- TASK OBJECTIVE
Using the cosmology text, mark each statement yes or no and quote the exact words of the text that decide it: (a) The FRW metric permits only an expanding universe. (b) Steady State theory was proposed in 1948. (c) In Lambda-CDM, the universe looked the same in the past as it does now.

BEGIN PAGE TEXT

These assumptions when combined with General Relativity result in a universe that is governed by the Friedmann–Robertson–Walker metric (FRW metric). The FRW metric allows for a universe that is either expanding or contracting (as well as stationary but unstable universes). When Hubble's Law was discovered, most astronomers interpreted the law as a sign the universe is expanding. This implies the universe was smaller in the past, and therefore led to the following conclusions:

 the universe emerged from a hot, dense state at a finite time in the past,
 because the universe heats up as it contracts and cools as it expands, in the first moments that time existed as we know it, the temperatures were high enough for Big Bang nucleosynthesis to occur, and
 a cosmic microwave background pervading the entire universe should exist, which is a record of a phase transition that occurred when the atoms of the universe first formed.

These features were derived by numerous individuals over a period of years; indeed it was not until the middle of the twentieth century that accurate predictions of the last feature and observations confirming its existence were made. Non-standard theories developed either by starting from different assumptions or by contradicting the features predicted by the prevailing standard model of cosmology.

Steady State theories

The Steady State theory extends the homogeneity assumption of the cosmological principle to reflect a homogeneity in time as well as in space. This "perfect cosmological principle" as it would come to be called asserted that the universe looks the same everywhere (on the large scale), the same as it always has and always will. This is in contrast to Lambda-CDM, in which the universe looked very different in the past and will look very different in the future. Steady State theory was proposed in 1948 by Fred Hoyle, Thomas Gold, Hermann Bondi and others. In order to maintain the perfect cosmological principle in an expanding universe, steady state cosmology had to posit a "matter-creation field" (the so-called C-field) that would insert matter into the universe in order to maintain a constant density.

END PAGE TEXT
BEGIN DATA SEGMENT

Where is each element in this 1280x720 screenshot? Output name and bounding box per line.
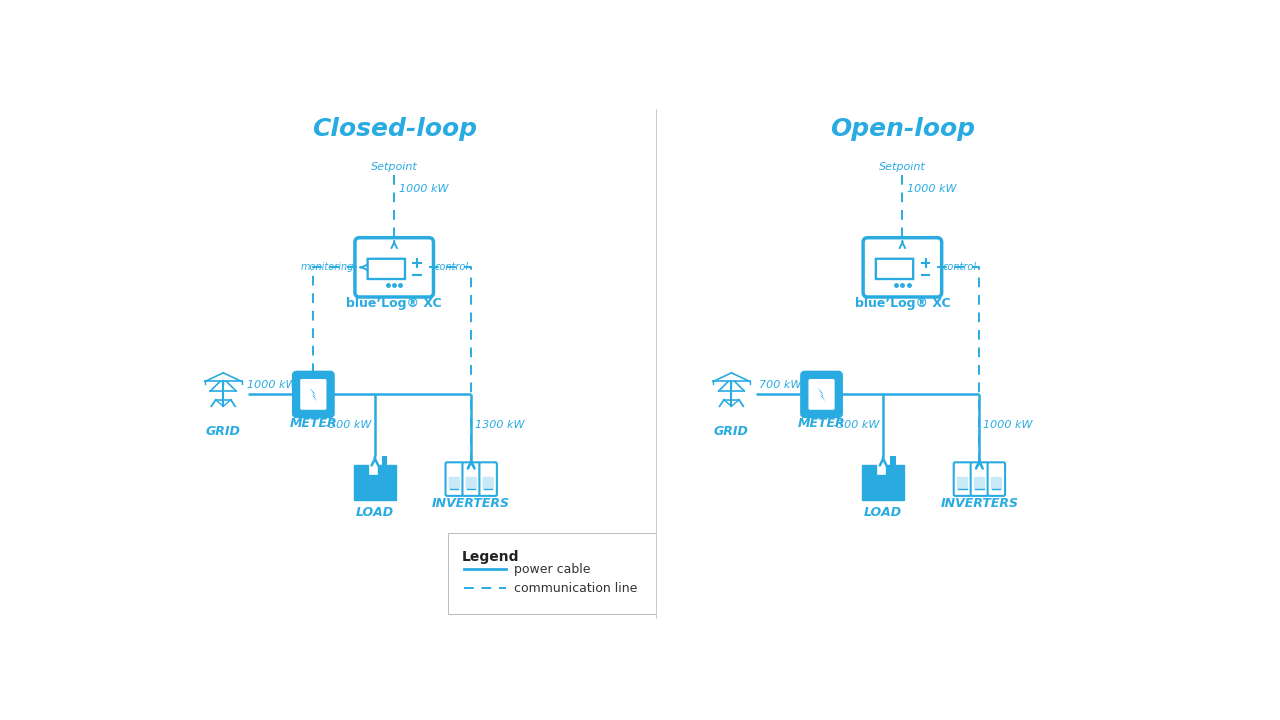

END DATA SEGMENT

- ANSWER TO THIS TASK
(a) No: "The FRW metric allows for a universe that is either expanding or contracting"
(b) Yes: "Steady State theory was proposed in 1948 by Fred Hoyle, Thomas Gold, Hermann Bondi and others"
(c) No: "Lambda-CDM, in which the universe looked very different in the past"